■ **Task details**
Look through the data below. Show each line where the string "三汊矶变电站" occurs.

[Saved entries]
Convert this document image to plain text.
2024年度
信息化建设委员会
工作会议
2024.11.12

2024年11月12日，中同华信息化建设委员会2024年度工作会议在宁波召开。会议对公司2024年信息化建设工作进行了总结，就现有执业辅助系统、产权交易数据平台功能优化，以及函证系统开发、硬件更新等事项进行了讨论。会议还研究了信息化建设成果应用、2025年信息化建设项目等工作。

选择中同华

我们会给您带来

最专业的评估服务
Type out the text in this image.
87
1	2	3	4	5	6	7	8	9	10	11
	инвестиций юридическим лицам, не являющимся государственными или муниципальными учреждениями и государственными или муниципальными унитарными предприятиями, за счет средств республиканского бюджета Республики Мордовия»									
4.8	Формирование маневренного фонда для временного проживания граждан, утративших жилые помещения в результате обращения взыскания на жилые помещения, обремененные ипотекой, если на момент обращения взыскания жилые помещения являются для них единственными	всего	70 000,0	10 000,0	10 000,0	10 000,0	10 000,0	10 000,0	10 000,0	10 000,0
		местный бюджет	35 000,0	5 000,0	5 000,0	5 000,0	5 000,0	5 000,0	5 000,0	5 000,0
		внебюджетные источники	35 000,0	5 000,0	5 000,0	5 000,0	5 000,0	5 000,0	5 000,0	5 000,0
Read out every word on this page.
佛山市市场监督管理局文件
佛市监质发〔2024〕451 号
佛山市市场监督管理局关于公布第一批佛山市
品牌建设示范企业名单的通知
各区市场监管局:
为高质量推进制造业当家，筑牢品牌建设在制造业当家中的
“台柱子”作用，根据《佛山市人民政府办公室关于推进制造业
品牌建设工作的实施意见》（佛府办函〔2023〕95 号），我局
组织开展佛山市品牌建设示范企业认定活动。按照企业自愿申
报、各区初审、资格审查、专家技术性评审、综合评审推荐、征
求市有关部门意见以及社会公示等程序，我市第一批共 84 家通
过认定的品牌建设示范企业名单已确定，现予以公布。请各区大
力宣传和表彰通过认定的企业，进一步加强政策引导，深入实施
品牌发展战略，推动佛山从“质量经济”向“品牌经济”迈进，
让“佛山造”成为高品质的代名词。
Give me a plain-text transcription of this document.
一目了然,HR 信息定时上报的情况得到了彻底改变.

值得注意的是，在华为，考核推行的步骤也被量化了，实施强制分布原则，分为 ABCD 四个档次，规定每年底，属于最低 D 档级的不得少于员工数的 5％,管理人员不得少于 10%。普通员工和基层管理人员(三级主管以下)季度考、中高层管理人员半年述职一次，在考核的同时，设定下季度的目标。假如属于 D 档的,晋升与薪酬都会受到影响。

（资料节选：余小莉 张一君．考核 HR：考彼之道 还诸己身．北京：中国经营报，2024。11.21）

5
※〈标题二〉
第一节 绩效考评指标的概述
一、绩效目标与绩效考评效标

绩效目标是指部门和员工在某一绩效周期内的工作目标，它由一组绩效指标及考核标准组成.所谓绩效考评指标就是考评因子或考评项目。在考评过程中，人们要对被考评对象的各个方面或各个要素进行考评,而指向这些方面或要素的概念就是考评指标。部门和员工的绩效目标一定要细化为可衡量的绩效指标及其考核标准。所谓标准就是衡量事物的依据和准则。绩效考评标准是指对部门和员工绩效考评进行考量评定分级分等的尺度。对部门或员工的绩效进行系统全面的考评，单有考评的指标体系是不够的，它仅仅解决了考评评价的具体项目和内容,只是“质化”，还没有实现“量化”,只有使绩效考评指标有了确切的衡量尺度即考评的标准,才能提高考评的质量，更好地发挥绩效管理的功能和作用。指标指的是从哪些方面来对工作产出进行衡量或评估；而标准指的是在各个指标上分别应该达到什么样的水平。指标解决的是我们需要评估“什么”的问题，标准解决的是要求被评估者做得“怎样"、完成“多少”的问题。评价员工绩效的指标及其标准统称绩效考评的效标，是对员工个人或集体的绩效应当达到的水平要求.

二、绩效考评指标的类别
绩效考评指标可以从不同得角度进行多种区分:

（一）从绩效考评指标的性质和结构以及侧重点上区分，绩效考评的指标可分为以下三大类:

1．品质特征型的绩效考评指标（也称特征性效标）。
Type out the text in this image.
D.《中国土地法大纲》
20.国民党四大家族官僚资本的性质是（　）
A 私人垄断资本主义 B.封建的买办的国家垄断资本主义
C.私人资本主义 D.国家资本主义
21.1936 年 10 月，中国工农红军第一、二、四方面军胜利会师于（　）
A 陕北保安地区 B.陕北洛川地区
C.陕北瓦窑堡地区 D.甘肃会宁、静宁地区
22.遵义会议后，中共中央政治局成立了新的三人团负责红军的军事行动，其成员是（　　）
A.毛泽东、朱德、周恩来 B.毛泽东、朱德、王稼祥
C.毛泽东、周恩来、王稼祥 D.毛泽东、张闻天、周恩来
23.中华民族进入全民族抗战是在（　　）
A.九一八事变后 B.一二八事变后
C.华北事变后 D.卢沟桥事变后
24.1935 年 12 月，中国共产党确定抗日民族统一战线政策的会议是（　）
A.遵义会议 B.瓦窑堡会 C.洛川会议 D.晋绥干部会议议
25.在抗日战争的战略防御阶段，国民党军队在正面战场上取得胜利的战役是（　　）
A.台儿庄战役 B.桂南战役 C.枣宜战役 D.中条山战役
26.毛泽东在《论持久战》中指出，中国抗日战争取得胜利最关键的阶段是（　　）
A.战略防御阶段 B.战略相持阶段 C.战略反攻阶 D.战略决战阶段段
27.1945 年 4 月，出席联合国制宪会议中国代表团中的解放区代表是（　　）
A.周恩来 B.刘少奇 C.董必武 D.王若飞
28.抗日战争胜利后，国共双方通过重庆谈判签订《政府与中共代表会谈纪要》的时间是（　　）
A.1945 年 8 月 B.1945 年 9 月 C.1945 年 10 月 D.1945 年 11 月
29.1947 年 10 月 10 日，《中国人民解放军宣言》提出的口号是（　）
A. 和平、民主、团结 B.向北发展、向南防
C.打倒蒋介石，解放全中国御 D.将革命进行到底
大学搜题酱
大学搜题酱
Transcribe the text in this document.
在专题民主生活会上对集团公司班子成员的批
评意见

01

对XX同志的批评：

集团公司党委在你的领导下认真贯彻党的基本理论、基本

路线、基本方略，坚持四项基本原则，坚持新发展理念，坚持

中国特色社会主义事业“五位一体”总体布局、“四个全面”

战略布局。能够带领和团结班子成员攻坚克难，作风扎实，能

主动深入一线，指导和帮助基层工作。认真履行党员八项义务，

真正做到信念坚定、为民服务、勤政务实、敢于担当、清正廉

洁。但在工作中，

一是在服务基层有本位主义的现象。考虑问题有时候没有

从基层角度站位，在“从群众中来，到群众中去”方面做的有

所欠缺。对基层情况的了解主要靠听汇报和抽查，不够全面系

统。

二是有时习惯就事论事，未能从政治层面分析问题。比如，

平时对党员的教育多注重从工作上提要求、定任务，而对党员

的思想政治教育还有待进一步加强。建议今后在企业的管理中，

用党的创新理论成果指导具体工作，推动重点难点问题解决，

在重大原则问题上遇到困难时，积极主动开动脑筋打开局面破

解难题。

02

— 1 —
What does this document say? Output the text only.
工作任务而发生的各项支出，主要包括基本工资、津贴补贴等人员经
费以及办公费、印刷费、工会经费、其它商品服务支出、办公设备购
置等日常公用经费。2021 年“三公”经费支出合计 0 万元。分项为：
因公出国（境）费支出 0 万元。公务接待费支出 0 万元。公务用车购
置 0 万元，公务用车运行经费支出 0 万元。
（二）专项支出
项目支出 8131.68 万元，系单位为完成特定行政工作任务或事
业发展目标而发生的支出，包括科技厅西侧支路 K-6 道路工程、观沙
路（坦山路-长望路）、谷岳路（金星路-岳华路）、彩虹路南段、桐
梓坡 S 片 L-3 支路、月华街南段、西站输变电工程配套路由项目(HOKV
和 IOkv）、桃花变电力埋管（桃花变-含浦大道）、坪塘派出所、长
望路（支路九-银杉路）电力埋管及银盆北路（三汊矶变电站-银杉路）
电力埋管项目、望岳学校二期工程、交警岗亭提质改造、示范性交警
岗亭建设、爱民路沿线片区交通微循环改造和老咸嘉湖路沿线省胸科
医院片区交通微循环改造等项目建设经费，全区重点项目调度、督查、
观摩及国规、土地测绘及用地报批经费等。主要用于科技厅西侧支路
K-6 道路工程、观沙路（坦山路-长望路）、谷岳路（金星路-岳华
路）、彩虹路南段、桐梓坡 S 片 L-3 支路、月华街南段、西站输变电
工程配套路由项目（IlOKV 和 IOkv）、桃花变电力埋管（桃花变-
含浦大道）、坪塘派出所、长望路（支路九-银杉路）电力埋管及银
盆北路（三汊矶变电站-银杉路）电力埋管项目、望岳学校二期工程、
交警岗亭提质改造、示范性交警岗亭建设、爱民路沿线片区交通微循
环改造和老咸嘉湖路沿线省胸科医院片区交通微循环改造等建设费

■ **Response below**
望路（支路九-银杉路）电力埋管及银盆北路（三汊矶变电站-银杉路）
盆北路（三汊矶变电站-银杉路）电力埋管项目、望岳学校二期工程、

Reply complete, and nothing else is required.